→ GIVEN TASK
Render the material again word for word, skipping the pictures in it.

→ EXERCISE MATERIAL
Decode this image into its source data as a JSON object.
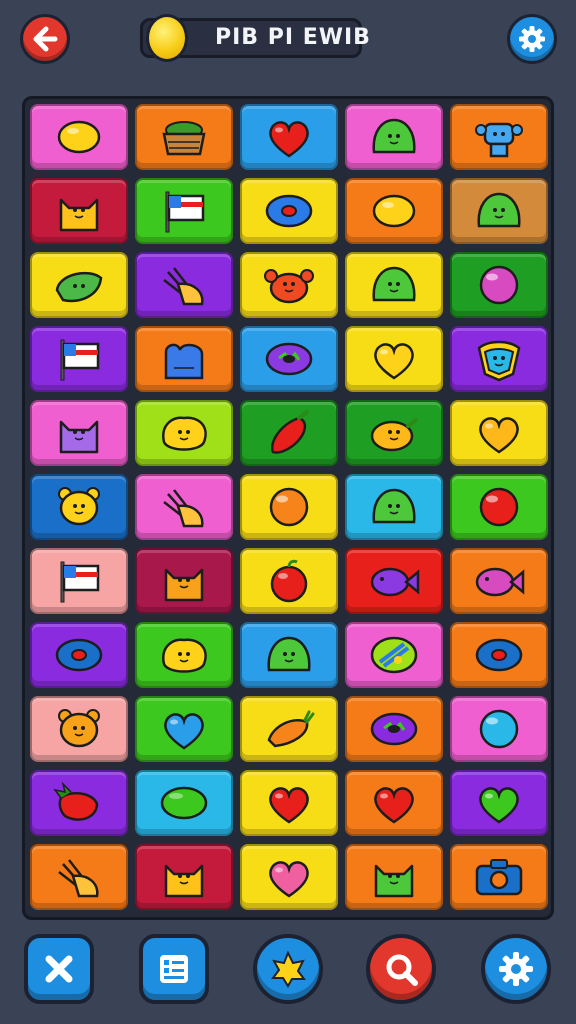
{
  "header": {
    "title": "PIB PI EWIB",
    "back_icon": "arrow-left-icon",
    "coin_icon": "coin-icon",
    "settings_icon": "gear-icon"
  },
  "colors": {
    "pink": "#f05fd0",
    "orange": "#f57a18",
    "blue": "#2a9ee8",
    "green": "#3cc81e",
    "yellow": "#f7dd16",
    "purple": "#8a2be0",
    "crimson": "#c41a3c",
    "tan": "#d38a3a",
    "lime": "#9fe018",
    "darkgreen": "#1e9e22",
    "salmon": "#f6a4a4",
    "red": "#e8201c",
    "maroon": "#a8184a",
    "navy": "#1a6fc8",
    "cyan": "#2ab8e8"
  },
  "board": {
    "rows": [
      [
        {
          "bg": "pink",
          "icon": "lemon-icon",
          "color": "#ffd21a"
        },
        {
          "bg": "orange",
          "icon": "basket-icon",
          "color": "#c8843a"
        },
        {
          "bg": "blue",
          "icon": "heart-icon",
          "color": "#e8201c"
        },
        {
          "bg": "pink",
          "icon": "slime-icon",
          "color": "#4cc83a"
        },
        {
          "bg": "orange",
          "icon": "robot-icon",
          "color": "#46a8f0"
        }
      ],
      [
        {
          "bg": "crimson",
          "icon": "cat-icon",
          "color": "#ffc21a"
        },
        {
          "bg": "green",
          "icon": "flag-icon",
          "color": "#ffffff"
        },
        {
          "bg": "yellow",
          "icon": "ring-icon",
          "color": "#2a7ae8"
        },
        {
          "bg": "orange",
          "icon": "lemon-icon",
          "color": "#ffd21a"
        },
        {
          "bg": "tan",
          "icon": "slime-icon",
          "color": "#4cc83a"
        }
      ],
      [
        {
          "bg": "yellow",
          "icon": "leaf-icon",
          "color": "#4cb848"
        },
        {
          "bg": "purple",
          "icon": "hand-icon",
          "color": "#ffc23a"
        },
        {
          "bg": "yellow",
          "icon": "crab-icon",
          "color": "#f04a22"
        },
        {
          "bg": "yellow",
          "icon": "slime-icon",
          "color": "#4cc83a"
        },
        {
          "bg": "darkgreen",
          "icon": "orb-icon",
          "color": "#d84ac0"
        }
      ],
      [
        {
          "bg": "purple",
          "icon": "flag-icon",
          "color": "#ffffff"
        },
        {
          "bg": "orange",
          "icon": "mitten-icon",
          "color": "#3a7ae8"
        },
        {
          "bg": "blue",
          "icon": "donut-icon",
          "color": "#8a3ae0"
        },
        {
          "bg": "yellow",
          "icon": "heart-icon",
          "color": "#ffd21a"
        },
        {
          "bg": "purple",
          "icon": "crest-icon",
          "color": "#2ab8e8"
        }
      ],
      [
        {
          "bg": "pink",
          "icon": "cat-icon",
          "color": "#a46ae8"
        },
        {
          "bg": "lime",
          "icon": "blob-face-icon",
          "color": "#ffd21a"
        },
        {
          "bg": "darkgreen",
          "icon": "chili-icon",
          "color": "#e8201c"
        },
        {
          "bg": "darkgreen",
          "icon": "mango-icon",
          "color": "#ffb81a"
        },
        {
          "bg": "yellow",
          "icon": "heart-icon",
          "color": "#ffb81a"
        }
      ],
      [
        {
          "bg": "navy",
          "icon": "bear-icon",
          "color": "#ffd21a"
        },
        {
          "bg": "pink",
          "icon": "hand-icon",
          "color": "#ffc23a"
        },
        {
          "bg": "yellow",
          "icon": "orb-icon",
          "color": "#f7841a"
        },
        {
          "bg": "cyan",
          "icon": "slime-icon",
          "color": "#4cc83a"
        },
        {
          "bg": "green",
          "icon": "orb-icon",
          "color": "#e8201c"
        }
      ],
      [
        {
          "bg": "salmon",
          "icon": "flag-icon",
          "color": "#ffffff"
        },
        {
          "bg": "maroon",
          "icon": "cat-icon",
          "color": "#f7a21a"
        },
        {
          "bg": "yellow",
          "icon": "apple-icon",
          "color": "#e8201c"
        },
        {
          "bg": "red",
          "icon": "fish-icon",
          "color": "#8a3ae0"
        },
        {
          "bg": "orange",
          "icon": "fish-icon",
          "color": "#d84ac0"
        }
      ],
      [
        {
          "bg": "purple",
          "icon": "ring-icon",
          "color": "#1a6fc8"
        },
        {
          "bg": "green",
          "icon": "blob-face-icon",
          "color": "#ffd21a"
        },
        {
          "bg": "blue",
          "icon": "slime-icon",
          "color": "#4cc83a"
        },
        {
          "bg": "pink",
          "icon": "plate-icon",
          "color": "#9fe018"
        },
        {
          "bg": "orange",
          "icon": "ring-icon",
          "color": "#1a6fc8"
        }
      ],
      [
        {
          "bg": "salmon",
          "icon": "bear-icon",
          "color": "#f7a21a"
        },
        {
          "bg": "green",
          "icon": "heart-icon",
          "color": "#2a9ee8"
        },
        {
          "bg": "yellow",
          "icon": "carrot-icon",
          "color": "#f7841a"
        },
        {
          "bg": "orange",
          "icon": "donut-icon",
          "color": "#8a2be0"
        },
        {
          "bg": "pink",
          "icon": "orb-icon",
          "color": "#2ab8e8"
        }
      ],
      [
        {
          "bg": "purple",
          "icon": "strawberry-icon",
          "color": "#e8201c"
        },
        {
          "bg": "cyan",
          "icon": "bean-icon",
          "color": "#3cc81e"
        },
        {
          "bg": "yellow",
          "icon": "heart-icon",
          "color": "#e8201c"
        },
        {
          "bg": "orange",
          "icon": "heart-icon",
          "color": "#e8201c"
        },
        {
          "bg": "purple",
          "icon": "heart-icon",
          "color": "#3cc81e"
        }
      ],
      [
        {
          "bg": "orange",
          "icon": "hand-icon",
          "color": "#ffc23a"
        },
        {
          "bg": "crimson",
          "icon": "cat-icon",
          "color": "#ffc21a"
        },
        {
          "bg": "yellow",
          "icon": "heart-icon",
          "color": "#f05fa0"
        },
        {
          "bg": "orange",
          "icon": "cat-icon",
          "color": "#4cc83a"
        },
        {
          "bg": "orange",
          "icon": "camera-icon",
          "color": "#1a6fc8"
        }
      ]
    ]
  },
  "bottom_bar": [
    {
      "name": "close-button",
      "icon": "close-icon",
      "bg": "#1e8fe0",
      "shape": "square"
    },
    {
      "name": "list-button",
      "icon": "list-icon",
      "bg": "#1e8fe0",
      "shape": "square"
    },
    {
      "name": "hint-button",
      "icon": "star-blob-icon",
      "bg": "#1e8fe0",
      "shape": "round"
    },
    {
      "name": "search-button",
      "icon": "search-icon",
      "bg": "#e2372c",
      "shape": "round"
    },
    {
      "name": "settings-button",
      "icon": "gear-icon",
      "bg": "#1e8fe0",
      "shape": "round"
    }
  ]
}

→ RESPONSE
Decode this image into its source data as a JSON object.
{
  "header": {
    "title": "PIB PI EWIB",
    "back_icon": "arrow-left-icon",
    "coin_icon": "coin-icon",
    "settings_icon": "gear-icon"
  },
  "colors": {
    "pink": "#f05fd0",
    "orange": "#f57a18",
    "blue": "#2a9ee8",
    "green": "#3cc81e",
    "yellow": "#f7dd16",
    "purple": "#8a2be0",
    "crimson": "#c41a3c",
    "tan": "#d38a3a",
    "lime": "#9fe018",
    "darkgreen": "#1e9e22",
    "salmon": "#f6a4a4",
    "red": "#e8201c",
    "maroon": "#a8184a",
    "navy": "#1a6fc8",
    "cyan": "#2ab8e8"
  },
  "board": {
    "rows": [
      [
        {
          "bg": "pink",
          "icon": "lemon-icon",
          "color": "#ffd21a"
        },
        {
          "bg": "orange",
          "icon": "basket-icon",
          "color": "#c8843a"
        },
        {
          "bg": "blue",
          "icon": "heart-icon",
          "color": "#e8201c"
        },
        {
          "bg": "pink",
          "icon": "slime-icon",
          "color": "#4cc83a"
        },
        {
          "bg": "orange",
          "icon": "robot-icon",
          "color": "#46a8f0"
        }
      ],
      [
        {
          "bg": "crimson",
          "icon": "cat-icon",
          "color": "#ffc21a"
        },
        {
          "bg": "green",
          "icon": "flag-icon",
          "color": "#ffffff"
        },
        {
          "bg": "yellow",
          "icon": "ring-icon",
          "color": "#2a7ae8"
        },
        {
          "bg": "orange",
          "icon": "lemon-icon",
          "color": "#ffd21a"
        },
        {
          "bg": "tan",
          "icon": "slime-icon",
          "color": "#4cc83a"
        }
      ],
      [
        {
          "bg": "yellow",
          "icon": "leaf-icon",
          "color": "#4cb848"
        },
        {
          "bg": "purple",
          "icon": "hand-icon",
          "color": "#ffc23a"
        },
        {
          "bg": "yellow",
          "icon": "crab-icon",
          "color": "#f04a22"
        },
        {
          "bg": "yellow",
          "icon": "slime-icon",
          "color": "#4cc83a"
        },
        {
          "bg": "darkgreen",
          "icon": "orb-icon",
          "color": "#d84ac0"
        }
      ],
      [
        {
          "bg": "purple",
          "icon": "flag-icon",
          "color": "#ffffff"
        },
        {
          "bg": "orange",
          "icon": "mitten-icon",
          "color": "#3a7ae8"
        },
        {
          "bg": "blue",
          "icon": "donut-icon",
          "color": "#8a3ae0"
        },
        {
          "bg": "yellow",
          "icon": "heart-icon",
          "color": "#ffd21a"
        },
        {
          "bg": "purple",
          "icon": "crest-icon",
          "color": "#2ab8e8"
        }
      ],
      [
        {
          "bg": "pink",
          "icon": "cat-icon",
          "color": "#a46ae8"
        },
        {
          "bg": "lime",
          "icon": "blob-face-icon",
          "color": "#ffd21a"
        },
        {
          "bg": "darkgreen",
          "icon": "chili-icon",
          "color": "#e8201c"
        },
        {
          "bg": "darkgreen",
          "icon": "mango-icon",
          "color": "#ffb81a"
        },
        {
          "bg": "yellow",
          "icon": "heart-icon",
          "color": "#ffb81a"
        }
      ],
      [
        {
          "bg": "navy",
          "icon": "bear-icon",
          "color": "#ffd21a"
        },
        {
          "bg": "pink",
          "icon": "hand-icon",
          "color": "#ffc23a"
        },
        {
          "bg": "yellow",
          "icon": "orb-icon",
          "color": "#f7841a"
        },
        {
          "bg": "cyan",
          "icon": "slime-icon",
          "color": "#4cc83a"
        },
        {
          "bg": "green",
          "icon": "orb-icon",
          "color": "#e8201c"
        }
      ],
      [
        {
          "bg": "salmon",
          "icon": "flag-icon",
          "color": "#ffffff"
        },
        {
          "bg": "maroon",
          "icon": "cat-icon",
          "color": "#f7a21a"
        },
        {
          "bg": "yellow",
          "icon": "apple-icon",
          "color": "#e8201c"
        },
        {
          "bg": "red",
          "icon": "fish-icon",
          "color": "#8a3ae0"
        },
        {
          "bg": "orange",
          "icon": "fish-icon",
          "color": "#d84ac0"
        }
      ],
      [
        {
          "bg": "purple",
          "icon": "ring-icon",
          "color": "#1a6fc8"
        },
        {
          "bg": "green",
          "icon": "blob-face-icon",
          "color": "#ffd21a"
        },
        {
          "bg": "blue",
          "icon": "slime-icon",
          "color": "#4cc83a"
        },
        {
          "bg": "pink",
          "icon": "plate-icon",
          "color": "#9fe018"
        },
        {
          "bg": "orange",
          "icon": "ring-icon",
          "color": "#1a6fc8"
        }
      ],
      [
        {
          "bg": "salmon",
          "icon": "bear-icon",
          "color": "#f7a21a"
        },
        {
          "bg": "green",
          "icon": "heart-icon",
          "color": "#2a9ee8"
        },
        {
          "bg": "yellow",
          "icon": "carrot-icon",
          "color": "#f7841a"
        },
        {
          "bg": "orange",
          "icon": "donut-icon",
          "color": "#8a2be0"
        },
        {
          "bg": "pink",
          "icon": "orb-icon",
          "color": "#2ab8e8"
        }
      ],
      [
        {
          "bg": "purple",
          "icon": "strawberry-icon",
          "color": "#e8201c"
        },
        {
          "bg": "cyan",
          "icon": "bean-icon",
          "color": "#3cc81e"
        },
        {
          "bg": "yellow",
          "icon": "heart-icon",
          "color": "#e8201c"
        },
        {
          "bg": "orange",
          "icon": "heart-icon",
          "color": "#e8201c"
        },
        {
          "bg": "purple",
          "icon": "heart-icon",
          "color": "#3cc81e"
        }
      ],
      [
        {
          "bg": "orange",
          "icon": "hand-icon",
          "color": "#ffc23a"
        },
        {
          "bg": "crimson",
          "icon": "cat-icon",
          "color": "#ffc21a"
        },
        {
          "bg": "yellow",
          "icon": "heart-icon",
          "color": "#f05fa0"
        },
        {
          "bg": "orange",
          "icon": "cat-icon",
          "color": "#4cc83a"
        },
        {
          "bg": "orange",
          "icon": "camera-icon",
          "color": "#1a6fc8"
        }
      ]
    ]
  },
  "bottom_bar": [
    {
      "name": "close-button",
      "icon": "close-icon",
      "bg": "#1e8fe0",
      "shape": "square"
    },
    {
      "name": "list-button",
      "icon": "list-icon",
      "bg": "#1e8fe0",
      "shape": "square"
    },
    {
      "name": "hint-button",
      "icon": "star-blob-icon",
      "bg": "#1e8fe0",
      "shape": "round"
    },
    {
      "name": "search-button",
      "icon": "search-icon",
      "bg": "#e2372c",
      "shape": "round"
    },
    {
      "name": "settings-button",
      "icon": "gear-icon",
      "bg": "#1e8fe0",
      "shape": "round"
    }
  ]
}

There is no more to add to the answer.